**Task details**
Below are some records; reproduce every one of them exactly.

**Provided records**
● ● ●

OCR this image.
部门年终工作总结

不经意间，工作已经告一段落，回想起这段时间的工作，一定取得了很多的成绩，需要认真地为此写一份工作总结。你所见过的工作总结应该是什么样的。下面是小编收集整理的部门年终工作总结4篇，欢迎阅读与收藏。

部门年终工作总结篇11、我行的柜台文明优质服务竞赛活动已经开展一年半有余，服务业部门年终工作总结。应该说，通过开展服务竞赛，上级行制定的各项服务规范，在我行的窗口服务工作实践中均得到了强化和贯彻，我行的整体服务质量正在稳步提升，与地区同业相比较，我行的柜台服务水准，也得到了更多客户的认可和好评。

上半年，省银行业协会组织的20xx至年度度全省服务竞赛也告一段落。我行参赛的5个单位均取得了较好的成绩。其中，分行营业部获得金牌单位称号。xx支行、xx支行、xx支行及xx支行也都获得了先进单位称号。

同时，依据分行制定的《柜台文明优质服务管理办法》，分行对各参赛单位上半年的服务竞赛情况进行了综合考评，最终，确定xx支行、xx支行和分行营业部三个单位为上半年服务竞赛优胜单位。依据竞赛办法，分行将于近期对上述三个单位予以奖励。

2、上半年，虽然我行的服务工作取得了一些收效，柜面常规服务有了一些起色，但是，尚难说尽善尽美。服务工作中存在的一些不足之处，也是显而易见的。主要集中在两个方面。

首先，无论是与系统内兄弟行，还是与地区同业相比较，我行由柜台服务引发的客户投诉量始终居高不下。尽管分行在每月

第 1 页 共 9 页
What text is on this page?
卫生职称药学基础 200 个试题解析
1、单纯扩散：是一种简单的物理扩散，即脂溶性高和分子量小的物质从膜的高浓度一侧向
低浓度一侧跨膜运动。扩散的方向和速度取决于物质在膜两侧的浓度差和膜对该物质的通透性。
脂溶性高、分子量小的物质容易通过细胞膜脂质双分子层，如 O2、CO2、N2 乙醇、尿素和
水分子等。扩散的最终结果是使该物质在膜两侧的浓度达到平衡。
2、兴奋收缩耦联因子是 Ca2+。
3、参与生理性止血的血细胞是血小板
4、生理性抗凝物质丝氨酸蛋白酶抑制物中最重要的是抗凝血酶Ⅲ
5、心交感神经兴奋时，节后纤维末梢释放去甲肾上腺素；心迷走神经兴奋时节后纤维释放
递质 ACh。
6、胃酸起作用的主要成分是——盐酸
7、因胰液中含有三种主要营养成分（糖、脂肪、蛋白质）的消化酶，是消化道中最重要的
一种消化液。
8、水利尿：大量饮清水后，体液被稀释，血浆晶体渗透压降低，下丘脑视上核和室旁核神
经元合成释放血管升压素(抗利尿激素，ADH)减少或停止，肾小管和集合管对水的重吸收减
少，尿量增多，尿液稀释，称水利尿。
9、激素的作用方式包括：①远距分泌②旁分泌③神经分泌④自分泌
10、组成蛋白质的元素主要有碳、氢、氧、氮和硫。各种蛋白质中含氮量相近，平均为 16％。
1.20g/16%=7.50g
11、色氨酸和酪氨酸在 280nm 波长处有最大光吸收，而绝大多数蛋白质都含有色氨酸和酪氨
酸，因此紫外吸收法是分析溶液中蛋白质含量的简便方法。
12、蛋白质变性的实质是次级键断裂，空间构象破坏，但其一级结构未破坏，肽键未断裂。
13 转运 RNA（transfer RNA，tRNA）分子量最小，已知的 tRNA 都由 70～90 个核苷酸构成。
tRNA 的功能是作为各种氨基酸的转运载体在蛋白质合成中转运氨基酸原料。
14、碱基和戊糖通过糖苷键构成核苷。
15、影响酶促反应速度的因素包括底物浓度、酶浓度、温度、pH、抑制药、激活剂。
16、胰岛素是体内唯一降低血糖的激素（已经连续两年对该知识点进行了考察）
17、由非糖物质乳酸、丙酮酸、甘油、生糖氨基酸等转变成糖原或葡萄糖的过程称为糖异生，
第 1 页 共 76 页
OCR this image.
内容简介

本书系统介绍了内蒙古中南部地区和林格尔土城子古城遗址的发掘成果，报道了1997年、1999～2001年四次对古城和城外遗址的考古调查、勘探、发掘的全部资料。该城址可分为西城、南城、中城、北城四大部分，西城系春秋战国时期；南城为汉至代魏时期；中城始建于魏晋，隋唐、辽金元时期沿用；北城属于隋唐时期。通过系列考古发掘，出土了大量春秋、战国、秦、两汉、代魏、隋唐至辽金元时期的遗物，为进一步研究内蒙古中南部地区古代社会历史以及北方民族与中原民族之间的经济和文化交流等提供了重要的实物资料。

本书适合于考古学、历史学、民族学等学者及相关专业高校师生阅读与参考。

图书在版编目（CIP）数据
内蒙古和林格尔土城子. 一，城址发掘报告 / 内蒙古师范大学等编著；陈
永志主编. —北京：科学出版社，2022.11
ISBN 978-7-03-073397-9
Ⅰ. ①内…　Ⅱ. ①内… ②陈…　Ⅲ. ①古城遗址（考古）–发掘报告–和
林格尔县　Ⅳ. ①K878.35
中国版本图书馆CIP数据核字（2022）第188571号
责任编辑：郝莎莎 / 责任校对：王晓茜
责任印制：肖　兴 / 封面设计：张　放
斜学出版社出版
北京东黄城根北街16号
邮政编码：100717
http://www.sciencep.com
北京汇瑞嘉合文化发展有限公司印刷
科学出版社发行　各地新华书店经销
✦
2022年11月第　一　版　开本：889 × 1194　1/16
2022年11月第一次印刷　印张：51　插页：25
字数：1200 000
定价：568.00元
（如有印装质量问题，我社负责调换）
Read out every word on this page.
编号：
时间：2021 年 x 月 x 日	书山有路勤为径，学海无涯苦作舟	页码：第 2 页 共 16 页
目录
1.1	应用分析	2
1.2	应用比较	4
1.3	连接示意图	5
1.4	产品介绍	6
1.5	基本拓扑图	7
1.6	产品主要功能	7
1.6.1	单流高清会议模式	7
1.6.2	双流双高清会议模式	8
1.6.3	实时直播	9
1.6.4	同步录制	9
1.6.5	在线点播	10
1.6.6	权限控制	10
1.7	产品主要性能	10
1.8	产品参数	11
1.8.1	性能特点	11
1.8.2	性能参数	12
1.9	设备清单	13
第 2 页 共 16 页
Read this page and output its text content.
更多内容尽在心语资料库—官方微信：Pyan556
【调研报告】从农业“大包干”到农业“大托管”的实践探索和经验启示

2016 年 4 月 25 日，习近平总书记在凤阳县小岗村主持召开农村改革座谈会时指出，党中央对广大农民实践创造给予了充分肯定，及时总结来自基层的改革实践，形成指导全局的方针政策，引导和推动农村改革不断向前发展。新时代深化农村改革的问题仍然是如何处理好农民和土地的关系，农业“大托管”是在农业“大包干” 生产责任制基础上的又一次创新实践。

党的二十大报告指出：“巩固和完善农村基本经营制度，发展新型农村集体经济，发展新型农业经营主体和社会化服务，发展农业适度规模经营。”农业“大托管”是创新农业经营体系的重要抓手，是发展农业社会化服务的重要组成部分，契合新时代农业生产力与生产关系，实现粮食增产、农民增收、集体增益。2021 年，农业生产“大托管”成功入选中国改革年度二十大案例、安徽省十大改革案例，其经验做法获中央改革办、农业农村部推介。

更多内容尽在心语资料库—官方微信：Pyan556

● ● ●

**Expected output**
OCR this image.
部门年终工作总结

不经意间，工作已经告一段落，回想起这段时间的工作，一定取得了很多的成绩，需要认真地为此写一份工作总结。你所见过的工作总结应该是什么样的。下面是小编收集整理的部门年终工作总结4篇，欢迎阅读与收藏。

部门年终工作总结篇11、我行的柜台文明优质服务竞赛活动已经开展一年半有余，服务业部门年终工作总结。应该说，通过开展服务竞赛，上级行制定的各项服务规范，在我行的窗口服务工作实践中均得到了强化和贯彻，我行的整体服务质量正在稳步提升，与地区同业相比较，我行的柜台服务水准，也得到了更多客户的认可和好评。

上半年，省银行业协会组织的20xx至年度度全省服务竞赛也告一段落。我行参赛的5个单位均取得了较好的成绩。其中，分行营业部获得金牌单位称号。xx支行、xx支行、xx支行及xx支行也都获得了先进单位称号。

同时，依据分行制定的《柜台文明优质服务管理办法》，分行对各参赛单位上半年的服务竞赛情况进行了综合考评，最终，确定xx支行、xx支行和分行营业部三个单位为上半年服务竞赛优胜单位。依据竞赛办法，分行将于近期对上述三个单位予以奖励。

2、上半年，虽然我行的服务工作取得了一些收效，柜面常规服务有了一些起色，但是，尚难说尽善尽美。服务工作中存在的一些不足之处，也是显而易见的。主要集中在两个方面。

首先，无论是与系统内兄弟行，还是与地区同业相比较，我行由柜台服务引发的客户投诉量始终居高不下。尽管分行在每月

第 1 页 共 9 页
What text is on this page?
卫生职称药学基础 200 个试题解析
1、单纯扩散：是一种简单的物理扩散，即脂溶性高和分子量小的物质从膜的高浓度一侧向
低浓度一侧跨膜运动。扩散的方向和速度取决于物质在膜两侧的浓度差和膜对该物质的通透性。
脂溶性高、分子量小的物质容易通过细胞膜脂质双分子层，如 O2、CO2、N2 乙醇、尿素和
水分子等。扩散的最终结果是使该物质在膜两侧的浓度达到平衡。
2、兴奋收缩耦联因子是 Ca2+。
3、参与生理性止血的血细胞是血小板
4、生理性抗凝物质丝氨酸蛋白酶抑制物中最重要的是抗凝血酶Ⅲ
5、心交感神经兴奋时，节后纤维末梢释放去甲肾上腺素；心迷走神经兴奋时节后纤维释放
递质 ACh。
6、胃酸起作用的主要成分是——盐酸
7、因胰液中含有三种主要营养成分（糖、脂肪、蛋白质）的消化酶，是消化道中最重要的
一种消化液。
8、水利尿：大量饮清水后，体液被稀释，血浆晶体渗透压降低，下丘脑视上核和室旁核神
经元合成释放血管升压素(抗利尿激素，ADH)减少或停止，肾小管和集合管对水的重吸收减
少，尿量增多，尿液稀释，称水利尿。
9、激素的作用方式包括：①远距分泌②旁分泌③神经分泌④自分泌
10、组成蛋白质的元素主要有碳、氢、氧、氮和硫。各种蛋白质中含氮量相近，平均为 16％。
1.20g/16%=7.50g
11、色氨酸和酪氨酸在 280nm 波长处有最大光吸收，而绝大多数蛋白质都含有色氨酸和酪氨
酸，因此紫外吸收法是分析溶液中蛋白质含量的简便方法。
12、蛋白质变性的实质是次级键断裂，空间构象破坏，但其一级结构未破坏，肽键未断裂。
13 转运 RNA（transfer RNA，tRNA）分子量最小，已知的 tRNA 都由 70～90 个核苷酸构成。
tRNA 的功能是作为各种氨基酸的转运载体在蛋白质合成中转运氨基酸原料。
14、碱基和戊糖通过糖苷键构成核苷。
15、影响酶促反应速度的因素包括底物浓度、酶浓度、温度、pH、抑制药、激活剂。
16、胰岛素是体内唯一降低血糖的激素（已经连续两年对该知识点进行了考察）
17、由非糖物质乳酸、丙酮酸、甘油、生糖氨基酸等转变成糖原或葡萄糖的过程称为糖异生，
第 1 页 共 76 页
OCR this image.
内容简介

本书系统介绍了内蒙古中南部地区和林格尔土城子古城遗址的发掘成果，报道了1997年、1999～2001年四次对古城和城外遗址的考古调查、勘探、发掘的全部资料。该城址可分为西城、南城、中城、北城四大部分，西城系春秋战国时期；南城为汉至代魏时期；中城始建于魏晋，隋唐、辽金元时期沿用；北城属于隋唐时期。通过系列考古发掘，出土了大量春秋、战国、秦、两汉、代魏、隋唐至辽金元时期的遗物，为进一步研究内蒙古中南部地区古代社会历史以及北方民族与中原民族之间的经济和文化交流等提供了重要的实物资料。

本书适合于考古学、历史学、民族学等学者及相关专业高校师生阅读与参考。

图书在版编目（CIP）数据
内蒙古和林格尔土城子. 一，城址发掘报告 / 内蒙古师范大学等编著；陈
永志主编. —北京：科学出版社，2022.11
ISBN 978-7-03-073397-9
Ⅰ. ①内…　Ⅱ. ①内… ②陈…　Ⅲ. ①古城遗址（考古）–发掘报告–和
林格尔县　Ⅳ. ①K878.35
中国版本图书馆CIP数据核字（2022）第188571号
责任编辑：郝莎莎 / 责任校对：王晓茜
责任印制：肖　兴 / 封面设计：张　放
斜学出版社出版
北京东黄城根北街16号
邮政编码：100717
http://www.sciencep.com
北京汇瑞嘉合文化发展有限公司印刷
科学出版社发行　各地新华书店经销
✦
2022年11月第　一　版　开本：889 × 1194　1/16
2022年11月第一次印刷　印张：51　插页：25
字数：1200 000
定价：568.00元
（如有印装质量问题，我社负责调换）
Read out every word on this page.
编号：
时间：2021 年 x 月 x 日	书山有路勤为径，学海无涯苦作舟	页码：第 2 页 共 16 页
目录
1.1	应用分析	2
1.2	应用比较	4
1.3	连接示意图	5
1.4	产品介绍	6
1.5	基本拓扑图	7
1.6	产品主要功能	7
1.6.1	单流高清会议模式	7
1.6.2	双流双高清会议模式	8
1.6.3	实时直播	9
1.6.4	同步录制	9
1.6.5	在线点播	10
1.6.6	权限控制	10
1.7	产品主要性能	10
1.8	产品参数	11
1.8.1	性能特点	11
1.8.2	性能参数	12
1.9	设备清单	13
第 2 页 共 16 页
Read this page and output its text content.
更多内容尽在心语资料库—官方微信：Pyan556
【调研报告】从农业“大包干”到农业“大托管”的实践探索和经验启示

2016 年 4 月 25 日，习近平总书记在凤阳县小岗村主持召开农村改革座谈会时指出，党中央对广大农民实践创造给予了充分肯定，及时总结来自基层的改革实践，形成指导全局的方针政策，引导和推动农村改革不断向前发展。新时代深化农村改革的问题仍然是如何处理好农民和土地的关系，农业“大托管”是在农业“大包干” 生产责任制基础上的又一次创新实践。

党的二十大报告指出：“巩固和完善农村基本经营制度，发展新型农村集体经济，发展新型农业经营主体和社会化服务，发展农业适度规模经营。”农业“大托管”是创新农业经营体系的重要抓手，是发展农业社会化服务的重要组成部分，契合新时代农业生产力与生产关系，实现粮食增产、农民增收、集体增益。2021 年，农业生产“大托管”成功入选中国改革年度二十大案例、安徽省十大改革案例，其经验做法获中央改革办、农业农村部推介。

更多内容尽在心语资料库—官方微信：Pyan556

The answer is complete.